Stated task: Output the lines beginning with the one that contains "Give me the" and ending after the one that contains "x-tick-label: 0.50 <box>827 775 876 800</box>", copying each line unchanged.

--- BEGIN Entries provided ---

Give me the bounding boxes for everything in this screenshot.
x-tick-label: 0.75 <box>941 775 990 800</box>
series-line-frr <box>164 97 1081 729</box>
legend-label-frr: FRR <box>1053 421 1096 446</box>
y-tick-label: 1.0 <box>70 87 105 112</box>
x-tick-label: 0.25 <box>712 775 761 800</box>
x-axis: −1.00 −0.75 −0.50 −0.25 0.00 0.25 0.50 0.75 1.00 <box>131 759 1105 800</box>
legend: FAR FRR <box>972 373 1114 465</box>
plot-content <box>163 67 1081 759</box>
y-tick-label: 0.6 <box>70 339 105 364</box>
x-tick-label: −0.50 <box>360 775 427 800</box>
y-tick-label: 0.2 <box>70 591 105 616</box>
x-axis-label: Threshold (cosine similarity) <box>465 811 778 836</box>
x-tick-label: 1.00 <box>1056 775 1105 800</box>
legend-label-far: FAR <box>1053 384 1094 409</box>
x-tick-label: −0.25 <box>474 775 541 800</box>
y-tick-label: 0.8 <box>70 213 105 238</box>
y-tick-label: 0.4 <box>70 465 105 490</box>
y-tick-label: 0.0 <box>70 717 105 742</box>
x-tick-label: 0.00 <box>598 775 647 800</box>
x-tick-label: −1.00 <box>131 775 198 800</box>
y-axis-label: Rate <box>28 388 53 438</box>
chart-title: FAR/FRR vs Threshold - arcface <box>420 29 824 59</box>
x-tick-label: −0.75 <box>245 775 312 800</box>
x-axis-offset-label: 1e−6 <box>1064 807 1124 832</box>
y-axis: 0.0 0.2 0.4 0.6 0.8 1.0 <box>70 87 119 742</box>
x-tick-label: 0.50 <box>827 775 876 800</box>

--- END Entries provided ---
--- BEGIN Entries provided ---

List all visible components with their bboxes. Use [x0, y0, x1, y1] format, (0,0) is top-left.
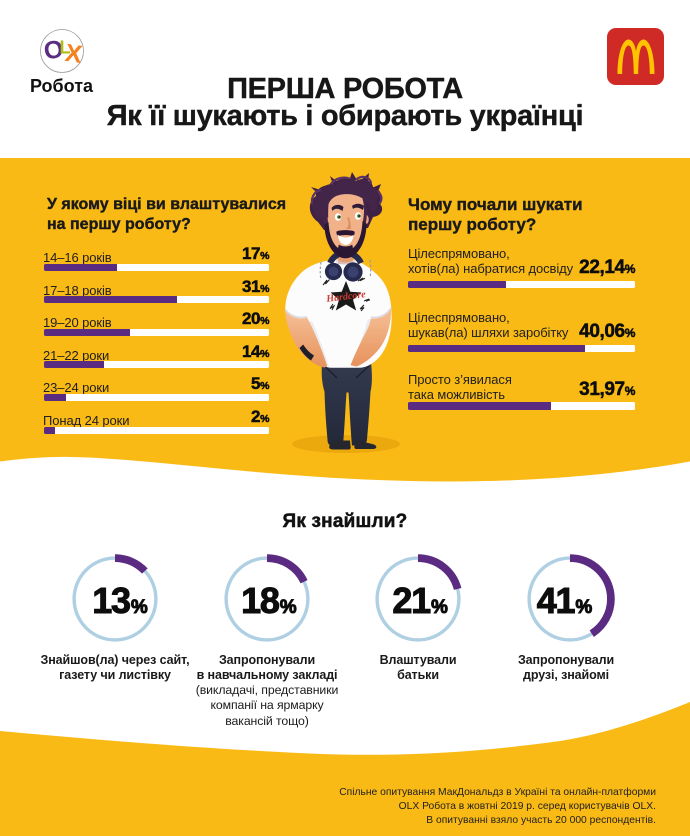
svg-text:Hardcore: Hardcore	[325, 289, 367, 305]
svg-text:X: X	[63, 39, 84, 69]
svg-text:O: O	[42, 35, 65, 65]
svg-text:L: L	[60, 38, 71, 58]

--- END Entries provided ---
--- BEGIN Entries provided ---

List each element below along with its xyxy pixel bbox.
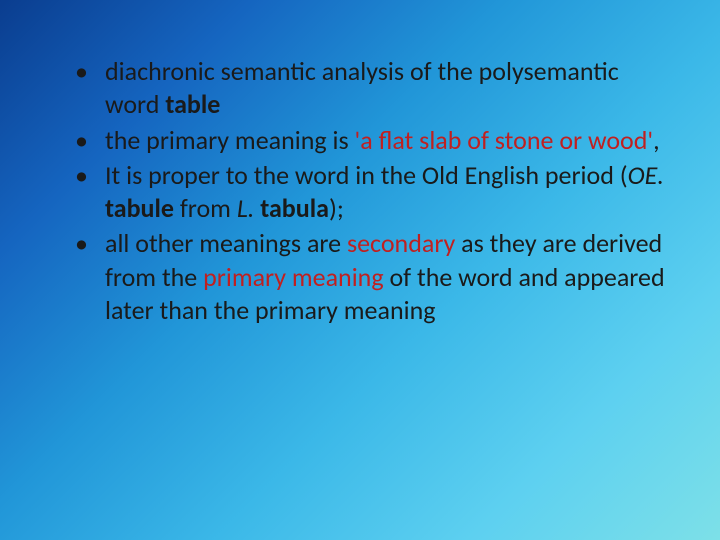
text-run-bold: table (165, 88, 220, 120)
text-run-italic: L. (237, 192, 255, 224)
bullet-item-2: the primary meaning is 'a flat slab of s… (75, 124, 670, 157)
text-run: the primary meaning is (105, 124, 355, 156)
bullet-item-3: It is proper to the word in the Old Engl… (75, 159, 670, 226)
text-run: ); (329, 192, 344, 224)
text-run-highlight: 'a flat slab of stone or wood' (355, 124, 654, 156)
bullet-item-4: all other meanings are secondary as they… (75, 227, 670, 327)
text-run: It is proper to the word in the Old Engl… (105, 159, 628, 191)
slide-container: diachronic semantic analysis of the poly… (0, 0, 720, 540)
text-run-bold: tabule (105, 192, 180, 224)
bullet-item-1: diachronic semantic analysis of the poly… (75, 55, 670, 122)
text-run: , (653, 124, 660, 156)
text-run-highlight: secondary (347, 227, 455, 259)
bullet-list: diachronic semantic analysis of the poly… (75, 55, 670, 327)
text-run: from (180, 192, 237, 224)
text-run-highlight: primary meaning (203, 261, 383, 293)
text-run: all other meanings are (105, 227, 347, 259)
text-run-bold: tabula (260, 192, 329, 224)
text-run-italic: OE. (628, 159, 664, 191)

--- END Entries provided ---

Reply to the exercise:
Give me the bounding boxes for everything in this screenshot.
x-tick-label: 0.75 <box>941 775 990 800</box>
series-line-frr <box>164 97 1081 729</box>
legend-label-frr: FRR <box>1053 421 1096 446</box>
y-tick-label: 1.0 <box>70 87 105 112</box>
x-tick-label: 0.25 <box>712 775 761 800</box>
x-axis: −1.00 −0.75 −0.50 −0.25 0.00 0.25 0.50 0.75 1.00 <box>131 759 1105 800</box>
legend: FAR FRR <box>972 373 1114 465</box>
plot-content <box>163 67 1081 759</box>
y-tick-label: 0.6 <box>70 339 105 364</box>
x-tick-label: −0.50 <box>360 775 427 800</box>
y-tick-label: 0.2 <box>70 591 105 616</box>
x-axis-label: Threshold (cosine similarity) <box>465 811 778 836</box>
x-tick-label: 1.00 <box>1056 775 1105 800</box>
legend-label-far: FAR <box>1053 384 1094 409</box>
x-tick-label: −0.25 <box>474 775 541 800</box>
y-tick-label: 0.8 <box>70 213 105 238</box>
y-tick-label: 0.4 <box>70 465 105 490</box>
y-tick-label: 0.0 <box>70 717 105 742</box>
x-tick-label: 0.00 <box>598 775 647 800</box>
x-tick-label: −1.00 <box>131 775 198 800</box>
y-axis-label: Rate <box>28 388 53 438</box>
chart-title: FAR/FRR vs Threshold - arcface <box>420 29 824 59</box>
x-tick-label: −0.75 <box>245 775 312 800</box>
x-axis-offset-label: 1e−6 <box>1064 807 1124 832</box>
y-axis: 0.0 0.2 0.4 0.6 0.8 1.0 <box>70 87 119 742</box>
x-tick-label: 0.50 <box>827 775 876 800</box>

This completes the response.